Collect every line that includes the string "Cette".

━━━━━━━━━━━━━━━━

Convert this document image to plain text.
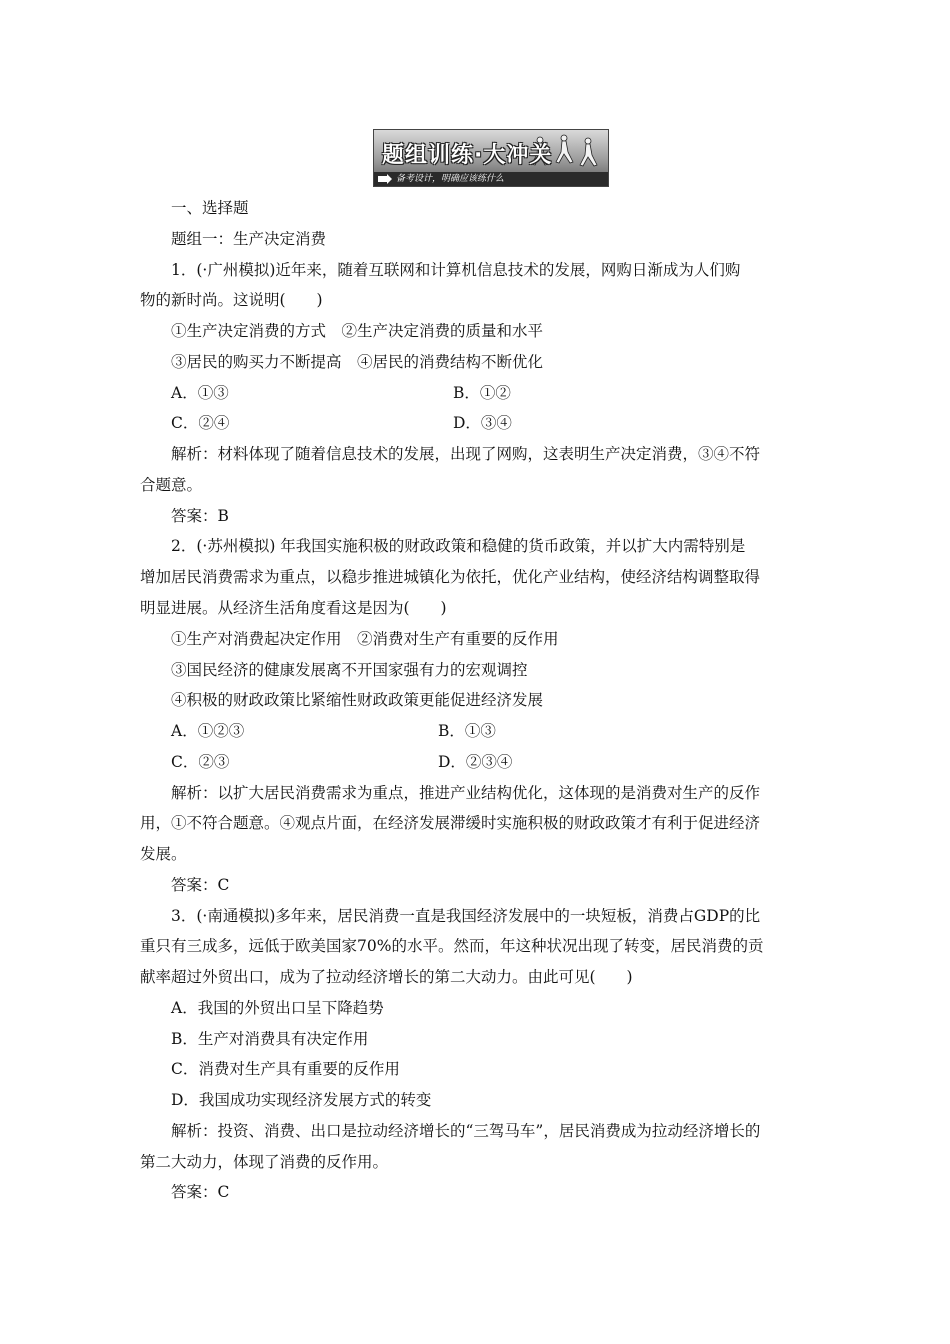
题组训练·大冲关
备考设计，明确应该练什么
一、选择题
题组一：生产决定消费
1．(·广州模拟)近年来，随着互联网和计算机信息技术的发展，网购日渐成为人们购
物的新时尚。这说明(　　)
①生产决定消费的方式　②生产决定消费的质量和水平
③居民的购买力不断提高　④居民的消费结构不断优化
A．①③	B．①②
C．②④	D．③④
解析：材料体现了随着信息技术的发展，出现了网购，这表明生产决定消费，③④不符
合题意。
答案：B
2．(·苏州模拟) 年我国实施积极的财政政策和稳健的货币政策，并以扩大内需特别是
增加居民消费需求为重点，以稳步推进城镇化为依托，优化产业结构，使经济结构调整取得
明显进展。从经济生活角度看这是因为(　　)
①生产对消费起决定作用　②消费对生产有重要的反作用
③国民经济的健康发展离不开国家强有力的宏观调控
④积极的财政政策比紧缩性财政政策更能促进经济发展
A．①②③	B．①③
C．②③	D．②③④
解析：以扩大居民消费需求为重点，推进产业结构优化，这体现的是消费对生产的反作
用，①不符合题意。④观点片面，在经济发展滞缓时实施积极的财政政策才有利于促进经济
发展。
答案：C
3．(·南通模拟)多年来，居民消费一直是我国经济发展中的一块短板，消费占GDP的比
重只有三成多，远低于欧美国家70%的水平。然而，年这种状况出现了转变，居民消费的贡
献率超过外贸出口，成为了拉动经济增长的第二大动力。由此可见(　　)
A．我国的外贸出口呈下降趋势
B．生产对消费具有决定作用
C．消费对生产具有重要的反作用
D．我国成功实现经济发展方式的转变
解析：投资、消费、出口是拉动经济增长的“三驾马车”，居民消费成为拉动经济增长的
第二大动力，体现了消费的反作用。
答案：C
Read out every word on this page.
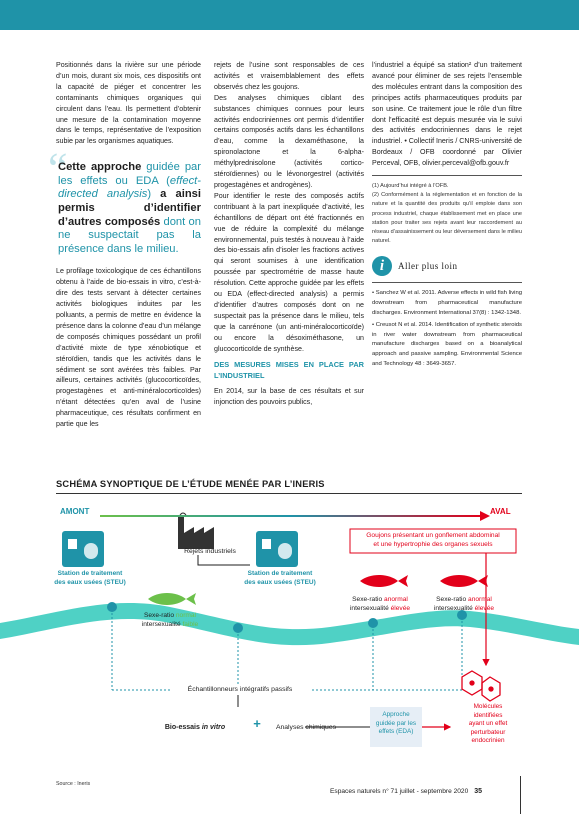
Positionnés dans la rivière sur une période d’un mois, durant six mois, ces dispositifs ont la capacité de piéger et concentrer les contaminants chimiques organiques qui circulent dans l’eau. Ils permettent d’obtenir une mesure de la contamination moyenne dans le temps, représentative de l’exposition subie par les organismes aquatiques.

“
Cette approche guidée par les effets ou EDA (effect-directed analysis) a ainsi permis d’identifier d’autres composés dont on ne suspectait pas la présence dans le milieu.

Le profilage toxicologique de ces échantillons obtenu à l’aide de bio-essais in vitro, c’est-à-dire des tests servant à détecter certaines activités biologiques induites par les polluants, a permis de mettre en évidence la présence dans la colonne d’eau d’un mélange de composés chimiques possédant un profil d’activité mixte de type xénobiotique et stéroïdien, tandis que les activités dans le sédiment se sont avérées très faibles. Par ailleurs, certaines activités (glucocorticoïdes, progestagènes et anti-minéralocorticoïdes) n’étant détectées qu’en aval de l’usine pharmaceutique, ces résultats confirment en partie que les

rejets de l’usine sont responsables de ces activités et vraisemblablement des effets observés chez les goujons.

Des analyses chimiques ciblant des substances chimiques connues pour leurs activités endocriniennes ont permis d’identifier certains composés actifs dans les échantillons d’eau, comme la dexaméthasone, la spironolactone et la 6-alpha-méthylprednisolone (activités cortico-stéroïdiennes) ou le lévonorgestrel (activités progestagènes et androgènes).

Pour identifier le reste des composés actifs contribuant à la part inexpliquée d’activité, les échantillons de départ ont été fractionnés en vue de réduire la complexité du mélange environnemental, puis testés à nouveau à l’aide des bio-essais afin d’isoler les fractions actives qui seront soumises à une identification poussée par spectrométrie de masse haute résolution. Cette approche guidée par les effets ou EDA (effect-directed analysis) a permis d’identifier d’autres composés dont on ne suspectait pas la présence dans le milieu, tels que la canrénone (un anti-minéralocorticoïde) ou encore la désoximéthasone, un glucocorticoïde de synthèse.

DES MESURES MISES EN PLACE PAR L’INDUSTRIEL

En 2014, sur la base de ces résultats et sur injonction des pouvoirs publics,

l’industriel a équipé sa station² d’un traitement avancé pour éliminer de ses rejets l’ensemble des molécules entrant dans la composition des principes actifs pharmaceutiques produits par son usine. Ce traitement joue le rôle d’un filtre dont l’efficacité est depuis mesurée via le suivi des activités endocriniennes dans le rejet industriel. • Collectif Ineris / CNRS-université de Bordeaux / OFB coordonné par Olivier Perceval, OFB, olivier.perceval@ofb.gouv.fr

(1) Aujourd’hui intégré à l’OFB.
(2) Conformément à la réglementation et en fonction de la nature et la quantité des produits qu’il emploie dans son process industriel, chaque établissement met en place une station pour traiter ses rejets avant leur raccordement au réseau d’assainissement ou leur déversement dans le milieu naturel.
i	Aller plus loin
• Sanchez W et al. 2011. Adverse effects in wild fish living downstream from pharmaceutical manufacture discharges. Environment International 37(8) : 1342-1348.
• Creusot N et al. 2014. Identification of synthetic steroids in river water downstream from pharmaceutical manufacture discharges based on a bioanalytical approach and passive sampling. Environmental Science and Technology 48 : 3649-3657.
SCHÉMA SYNOPTIQUE DE L’ÉTUDE MENÉE PAR L’INERIS
AMONT	AVAL
Rejets industriels
Station de traitement
des eaux usées (STEU)
Station de traitement
des eaux usées (STEU)
Sexe-ratio normal
intersexualité faible
Sexe-ratio anormal
intersexualité élevée
Sexe-ratio anormal
intersexualité élevée
Goujons présentant un gonflement abdominal
et une hypertrophie des organes sexuels
Échantillonneurs intégratifs passifs
Bio-essais in vitro	+	Analyses chimiques
Approche
guidée par les
effets (EDA)
Molécules
identifiées
ayant un effet
perturbateur
endocrinien
Source : Ineris
Espaces naturels n° 71 juillet - septembre 2020 35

━━━━━━━━━━━━━━━━

● Response
Cette approche guidée par les effets ou EDA (effect-directed analysis) a ainsi permis d’identifier d’autres composés dont on ne suspectait pas la présence dans le milieu.
Pour identifier le reste des composés actifs contribuant à la part inexpliquée d’activité, les échantillons de départ ont été fractionnés en vue de réduire la complexité du mélange environnemental, puis testés à nouveau à l’aide des bio-essais afin d’isoler les fractions actives qui seront soumises à une identification poussée par spectrométrie de masse haute résolution. Cette approche guidée par les effets ou EDA (effect-directed analysis) a permis d’identifier d’autres composés dont on ne suspectait pas la présence dans le milieu, tels que la canrénone (un anti-minéralocorticoïde) ou encore la désoximéthasone, un glucocorticoïde de synthèse.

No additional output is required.